## Short task
Write out the material below again, unchanged.

++++ Recorded data

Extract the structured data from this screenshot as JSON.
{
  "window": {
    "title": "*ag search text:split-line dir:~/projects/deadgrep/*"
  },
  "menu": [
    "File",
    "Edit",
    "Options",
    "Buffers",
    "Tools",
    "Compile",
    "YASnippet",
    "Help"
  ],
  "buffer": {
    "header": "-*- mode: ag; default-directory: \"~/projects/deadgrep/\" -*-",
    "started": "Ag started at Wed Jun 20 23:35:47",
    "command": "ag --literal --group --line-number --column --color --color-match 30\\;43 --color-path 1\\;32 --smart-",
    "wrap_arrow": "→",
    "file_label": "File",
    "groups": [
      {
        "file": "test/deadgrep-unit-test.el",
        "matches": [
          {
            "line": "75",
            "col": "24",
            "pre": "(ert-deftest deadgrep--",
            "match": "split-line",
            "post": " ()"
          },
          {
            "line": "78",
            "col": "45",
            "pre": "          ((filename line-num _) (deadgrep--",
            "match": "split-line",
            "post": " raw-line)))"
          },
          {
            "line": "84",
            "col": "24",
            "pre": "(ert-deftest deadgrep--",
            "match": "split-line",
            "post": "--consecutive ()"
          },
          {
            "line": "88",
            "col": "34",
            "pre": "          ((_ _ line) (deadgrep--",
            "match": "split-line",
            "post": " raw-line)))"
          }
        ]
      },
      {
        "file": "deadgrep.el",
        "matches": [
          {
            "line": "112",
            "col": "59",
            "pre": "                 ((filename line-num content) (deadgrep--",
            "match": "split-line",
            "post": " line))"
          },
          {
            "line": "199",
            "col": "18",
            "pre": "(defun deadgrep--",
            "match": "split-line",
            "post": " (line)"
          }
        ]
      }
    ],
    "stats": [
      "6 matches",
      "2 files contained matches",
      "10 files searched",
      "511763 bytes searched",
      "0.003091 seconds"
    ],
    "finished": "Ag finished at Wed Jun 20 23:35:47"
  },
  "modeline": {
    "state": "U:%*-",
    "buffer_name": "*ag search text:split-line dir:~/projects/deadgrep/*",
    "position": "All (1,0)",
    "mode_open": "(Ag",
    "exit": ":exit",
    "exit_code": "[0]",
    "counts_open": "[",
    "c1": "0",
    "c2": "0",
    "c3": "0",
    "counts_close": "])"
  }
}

++++++++

## Written response
Extract the structured data from this screenshot as JSON.
{
  "window": {
    "title": "*ag search text:split-line dir:~/projects/deadgrep/*"
  },
  "menu": [
    "File",
    "Edit",
    "Options",
    "Buffers",
    "Tools",
    "Compile",
    "YASnippet",
    "Help"
  ],
  "buffer": {
    "header": "-*- mode: ag; default-directory: \"~/projects/deadgrep/\" -*-",
    "started": "Ag started at Wed Jun 20 23:35:47",
    "command": "ag --literal --group --line-number --column --color --color-match 30\\;43 --color-path 1\\;32 --smart-",
    "wrap_arrow": "→",
    "file_label": "File",
    "groups": [
      {
        "file": "test/deadgrep-unit-test.el",
        "matches": [
          {
            "line": "75",
            "col": "24",
            "pre": "(ert-deftest deadgrep--",
            "match": "split-line",
            "post": " ()"
          },
          {
            "line": "78",
            "col": "45",
            "pre": "          ((filename line-num _) (deadgrep--",
            "match": "split-line",
            "post": " raw-line)))"
          },
          {
            "line": "84",
            "col": "24",
            "pre": "(ert-deftest deadgrep--",
            "match": "split-line",
            "post": "--consecutive ()"
          },
          {
            "line": "88",
            "col": "34",
            "pre": "          ((_ _ line) (deadgrep--",
            "match": "split-line",
            "post": " raw-line)))"
          }
        ]
      },
      {
        "file": "deadgrep.el",
        "matches": [
          {
            "line": "112",
            "col": "59",
            "pre": "                 ((filename line-num content) (deadgrep--",
            "match": "split-line",
            "post": " line))"
          },
          {
            "line": "199",
            "col": "18",
            "pre": "(defun deadgrep--",
            "match": "split-line",
            "post": " (line)"
          }
        ]
      }
    ],
    "stats": [
      "6 matches",
      "2 files contained matches",
      "10 files searched",
      "511763 bytes searched",
      "0.003091 seconds"
    ],
    "finished": "Ag finished at Wed Jun 20 23:35:47"
  },
  "modeline": {
    "state": "U:%*-",
    "buffer_name": "*ag search text:split-line dir:~/projects/deadgrep/*",
    "position": "All (1,0)",
    "mode_open": "(Ag",
    "exit": ":exit",
    "exit_code": "[0]",
    "counts_open": "[",
    "c1": "0",
    "c2": "0",
    "c3": "0",
    "counts_close": "])"
  }
}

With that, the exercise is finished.